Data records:

*-*-*

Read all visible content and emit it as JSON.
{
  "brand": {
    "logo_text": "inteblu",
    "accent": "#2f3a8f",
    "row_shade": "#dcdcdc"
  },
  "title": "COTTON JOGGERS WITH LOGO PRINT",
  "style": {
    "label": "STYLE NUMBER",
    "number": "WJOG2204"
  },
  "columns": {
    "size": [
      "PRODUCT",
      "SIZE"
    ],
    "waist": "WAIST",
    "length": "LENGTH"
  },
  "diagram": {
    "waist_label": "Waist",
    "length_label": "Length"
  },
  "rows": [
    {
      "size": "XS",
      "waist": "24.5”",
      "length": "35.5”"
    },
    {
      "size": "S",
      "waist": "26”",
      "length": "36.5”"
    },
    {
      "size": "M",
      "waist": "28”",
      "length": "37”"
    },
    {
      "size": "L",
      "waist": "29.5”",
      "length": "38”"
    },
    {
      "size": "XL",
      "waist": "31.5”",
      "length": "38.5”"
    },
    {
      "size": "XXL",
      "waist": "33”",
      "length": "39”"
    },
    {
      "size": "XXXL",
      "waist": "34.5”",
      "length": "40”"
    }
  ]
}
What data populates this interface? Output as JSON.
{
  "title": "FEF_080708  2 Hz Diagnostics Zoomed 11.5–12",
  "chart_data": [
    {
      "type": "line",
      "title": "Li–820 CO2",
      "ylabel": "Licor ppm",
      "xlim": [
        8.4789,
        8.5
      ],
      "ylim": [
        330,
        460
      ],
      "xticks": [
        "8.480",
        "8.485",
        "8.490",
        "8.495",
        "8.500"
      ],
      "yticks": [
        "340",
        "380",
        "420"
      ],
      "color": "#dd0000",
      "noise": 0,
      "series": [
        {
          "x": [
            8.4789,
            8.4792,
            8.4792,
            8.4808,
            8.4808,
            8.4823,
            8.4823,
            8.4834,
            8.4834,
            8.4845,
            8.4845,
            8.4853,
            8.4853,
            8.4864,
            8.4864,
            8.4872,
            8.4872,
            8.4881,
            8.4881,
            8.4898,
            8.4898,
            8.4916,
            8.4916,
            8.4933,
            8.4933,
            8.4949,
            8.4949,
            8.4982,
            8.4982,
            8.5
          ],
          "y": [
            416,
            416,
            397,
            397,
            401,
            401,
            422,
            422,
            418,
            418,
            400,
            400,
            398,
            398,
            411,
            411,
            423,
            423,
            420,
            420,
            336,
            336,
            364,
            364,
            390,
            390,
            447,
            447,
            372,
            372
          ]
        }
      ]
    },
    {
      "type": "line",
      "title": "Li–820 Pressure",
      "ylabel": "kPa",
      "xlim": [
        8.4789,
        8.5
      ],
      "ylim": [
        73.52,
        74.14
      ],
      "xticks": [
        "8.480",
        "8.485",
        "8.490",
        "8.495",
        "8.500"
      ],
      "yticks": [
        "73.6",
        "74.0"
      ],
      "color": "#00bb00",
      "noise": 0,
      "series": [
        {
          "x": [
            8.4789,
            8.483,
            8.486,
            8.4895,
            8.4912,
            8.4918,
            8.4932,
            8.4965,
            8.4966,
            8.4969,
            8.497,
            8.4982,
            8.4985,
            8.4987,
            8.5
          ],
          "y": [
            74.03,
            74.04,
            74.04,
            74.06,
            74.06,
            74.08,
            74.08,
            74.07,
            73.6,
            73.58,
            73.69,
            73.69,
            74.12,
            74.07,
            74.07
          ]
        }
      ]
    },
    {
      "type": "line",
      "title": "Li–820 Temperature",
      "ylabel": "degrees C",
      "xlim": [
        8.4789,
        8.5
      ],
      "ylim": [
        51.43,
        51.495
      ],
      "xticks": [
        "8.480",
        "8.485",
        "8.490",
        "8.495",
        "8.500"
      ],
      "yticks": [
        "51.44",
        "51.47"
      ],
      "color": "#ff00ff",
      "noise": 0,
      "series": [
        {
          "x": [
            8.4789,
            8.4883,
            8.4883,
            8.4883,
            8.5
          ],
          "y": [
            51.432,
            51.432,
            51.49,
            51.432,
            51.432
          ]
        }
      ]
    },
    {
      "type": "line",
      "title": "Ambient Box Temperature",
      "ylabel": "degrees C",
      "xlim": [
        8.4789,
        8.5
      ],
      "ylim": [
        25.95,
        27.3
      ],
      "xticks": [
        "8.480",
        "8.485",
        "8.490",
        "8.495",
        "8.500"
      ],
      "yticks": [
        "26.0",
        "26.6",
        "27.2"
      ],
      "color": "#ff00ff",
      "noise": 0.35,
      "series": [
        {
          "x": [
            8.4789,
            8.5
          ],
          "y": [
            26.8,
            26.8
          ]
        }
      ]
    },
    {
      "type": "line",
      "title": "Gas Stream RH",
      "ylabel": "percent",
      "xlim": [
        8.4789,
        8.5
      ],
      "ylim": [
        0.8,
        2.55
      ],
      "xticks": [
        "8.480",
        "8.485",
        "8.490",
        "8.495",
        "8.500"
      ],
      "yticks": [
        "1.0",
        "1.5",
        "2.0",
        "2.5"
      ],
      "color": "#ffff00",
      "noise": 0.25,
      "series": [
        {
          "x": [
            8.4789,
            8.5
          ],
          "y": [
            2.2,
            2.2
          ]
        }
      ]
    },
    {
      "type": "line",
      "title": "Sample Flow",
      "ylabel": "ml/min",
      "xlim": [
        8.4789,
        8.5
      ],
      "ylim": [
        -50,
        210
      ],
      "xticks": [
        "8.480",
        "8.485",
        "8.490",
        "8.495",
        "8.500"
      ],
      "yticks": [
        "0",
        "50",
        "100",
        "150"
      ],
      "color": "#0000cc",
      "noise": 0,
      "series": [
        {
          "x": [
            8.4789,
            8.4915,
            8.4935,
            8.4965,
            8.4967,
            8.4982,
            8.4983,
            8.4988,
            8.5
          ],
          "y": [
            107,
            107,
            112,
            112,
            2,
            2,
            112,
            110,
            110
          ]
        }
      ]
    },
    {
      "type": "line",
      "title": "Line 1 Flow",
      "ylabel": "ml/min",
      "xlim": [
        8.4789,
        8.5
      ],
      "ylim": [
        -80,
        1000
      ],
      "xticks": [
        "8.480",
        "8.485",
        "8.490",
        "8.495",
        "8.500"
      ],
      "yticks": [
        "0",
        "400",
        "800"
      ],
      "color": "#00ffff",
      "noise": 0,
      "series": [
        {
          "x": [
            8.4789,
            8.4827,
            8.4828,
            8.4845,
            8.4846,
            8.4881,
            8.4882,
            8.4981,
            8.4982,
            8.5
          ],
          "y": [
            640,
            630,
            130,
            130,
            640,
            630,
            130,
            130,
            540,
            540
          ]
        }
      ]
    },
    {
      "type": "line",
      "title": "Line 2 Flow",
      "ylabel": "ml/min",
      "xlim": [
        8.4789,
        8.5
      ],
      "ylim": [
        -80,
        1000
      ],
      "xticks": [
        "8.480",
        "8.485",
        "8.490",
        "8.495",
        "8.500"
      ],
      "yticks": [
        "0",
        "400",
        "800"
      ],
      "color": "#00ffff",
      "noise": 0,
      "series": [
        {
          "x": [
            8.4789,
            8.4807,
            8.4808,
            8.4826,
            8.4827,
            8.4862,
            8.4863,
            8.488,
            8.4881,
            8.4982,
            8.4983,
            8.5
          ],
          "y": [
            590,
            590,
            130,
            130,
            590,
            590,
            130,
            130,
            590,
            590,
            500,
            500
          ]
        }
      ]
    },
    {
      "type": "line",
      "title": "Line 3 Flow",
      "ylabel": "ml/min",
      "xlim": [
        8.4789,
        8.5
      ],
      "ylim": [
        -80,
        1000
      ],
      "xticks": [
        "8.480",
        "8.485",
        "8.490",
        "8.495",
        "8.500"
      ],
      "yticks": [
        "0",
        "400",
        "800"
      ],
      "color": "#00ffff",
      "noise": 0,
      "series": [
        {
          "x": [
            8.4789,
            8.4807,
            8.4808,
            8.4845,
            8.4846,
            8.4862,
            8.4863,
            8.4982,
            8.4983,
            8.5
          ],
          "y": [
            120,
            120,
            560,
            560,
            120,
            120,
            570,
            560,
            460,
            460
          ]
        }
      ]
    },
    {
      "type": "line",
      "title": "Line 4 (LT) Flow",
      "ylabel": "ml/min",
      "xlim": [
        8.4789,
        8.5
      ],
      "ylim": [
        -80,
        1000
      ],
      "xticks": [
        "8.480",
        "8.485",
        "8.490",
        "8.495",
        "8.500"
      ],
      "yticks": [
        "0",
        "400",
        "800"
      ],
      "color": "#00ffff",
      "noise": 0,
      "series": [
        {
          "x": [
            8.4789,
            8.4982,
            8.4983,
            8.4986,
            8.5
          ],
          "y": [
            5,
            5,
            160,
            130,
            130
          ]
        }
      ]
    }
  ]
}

*-*-*

■ Exercise requirements: How many lines in the listing above contain "Flow"? Answer with the number alone.

■ Full answer: 5